Text passage:

=====

Once again, someone I love has passed from the planet while I am on a residency: Paul’s mom, Barbara.  She was in her 80’s and had been having sad difficulties since January.  She left along with Michael Jackson, the same day, which made checking e-mail, waiting for news about her, a bit more surreal than it already felt. Her memorial service was organized swiftly, and it was today (Sunday), and I am still here…even if I had packed up and left WSW a week early, as soon as we learned of the service, I would not have been able to make it back in time, driving. Paul talked me out of flying in; it would have been a 24 hour turnaround only to come back and pack up and drive back home.  So, here I am in that same strange place, mourning her alone, trying to honor her for myself and to send my comfort out to Paul, to the family, in some ephemeral way. She was a lovely, funny, petite, but enormously strong lady, and though we will all miss her greatly, I am grateful that she is at peace.

from rock

When Barb took a turn for the worse and I was waiting for news and expecting that I would leave momentarily, in a rather dazed marathon, I finished the big piece. But now that I finally see it installed on a wall (rather than bending over it, or looking down from the ladder), it needs a bit more work. There are also additions yet to come; it’s just a central grouping I worked on (and figured out how to make) here.  It’s an adjustable configuration, currently just under ten feet wide. I worked a little too single-mindedly, though, and threw my lower back out. Badly. One hip is painfully higher than the other. I’m heating it and stretching, but I may need to find a chiropractor. I doubt if I will make anything else new, and I will leave a little early to be with Paul. I’ll spend the rest of my time here prepping for the following residencies; beating fiber, making sheets, using the bandsaw, just busy-ness and practicality. That will suit my current limitations, emotional and physical.


Also Unearthly Earth (under all that somewhere)



This, too, is New York.

I had an excellent time meeting David Reina yesterday, and going over every feature of the beater with him.  He said that very few bronze ones were ever made, and that a sculptor fabricated the tubs.  Likewise, I had a fine time meeting Shannon at Carriage House; they are both warm, funny and wonderful folks.

The two businesses are now on Kent Avenue , and I was kind of sorry to not have seen David’s old shop on Guernsey, because I’d heard it was festooned with strange old toys and other things (not that  this one wasn’t still fascinating, because of the equipment being built.  I took no photos, sorry – I was working too hard to hear in the shop noise).

When I added my info to David’s client book, I knew (or knew of) every single person I saw on the previous pages.  Likewise, in conversations with Shannon, we already had a rich community.  The papermaking world is a small one; and bits of my story had preceded me, which was both comforting and odd.

=====

Parts of the exercise:
a – According to the blog post, what street are the two businesses now on?
b – Reproduce the part of the blog post that begins at the words "Also Unearthly Earth" and stops after "the shop noise).".
Answer from the blog post alone.

Supplied information:

=====

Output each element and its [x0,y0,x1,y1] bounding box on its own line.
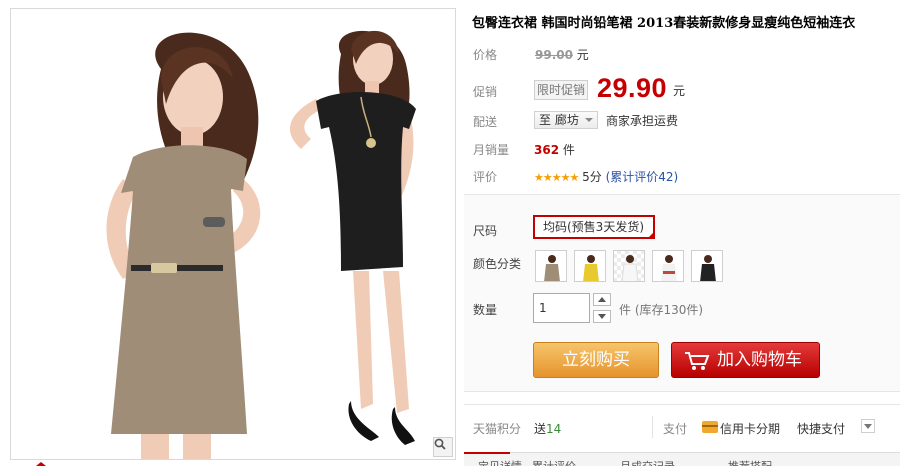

=====

Expected outputs:
a – Kent Avenue.

b –
Also Unearthly Earth (under all that somewhere)



This, too, is New York.

I had an excellent time meeting David Reina yesterday, and going over every feature of the beater with him.  He said that very few bronze ones were ever made, and that a sculptor fabricated the tubs.  Likewise, I had a fine time meeting Shannon at Carriage House; they are both warm, funny and wonderful folks.

The two businesses are now on Kent Avenue , and I was kind of sorry to not have seen David’s old shop on Guernsey, because I’d heard it was festooned with strange old toys and other things (not that  this one wasn’t still fascinating, because of the equipment being built.  I took no photos, sorry – I was working too hard to hear in the shop noise).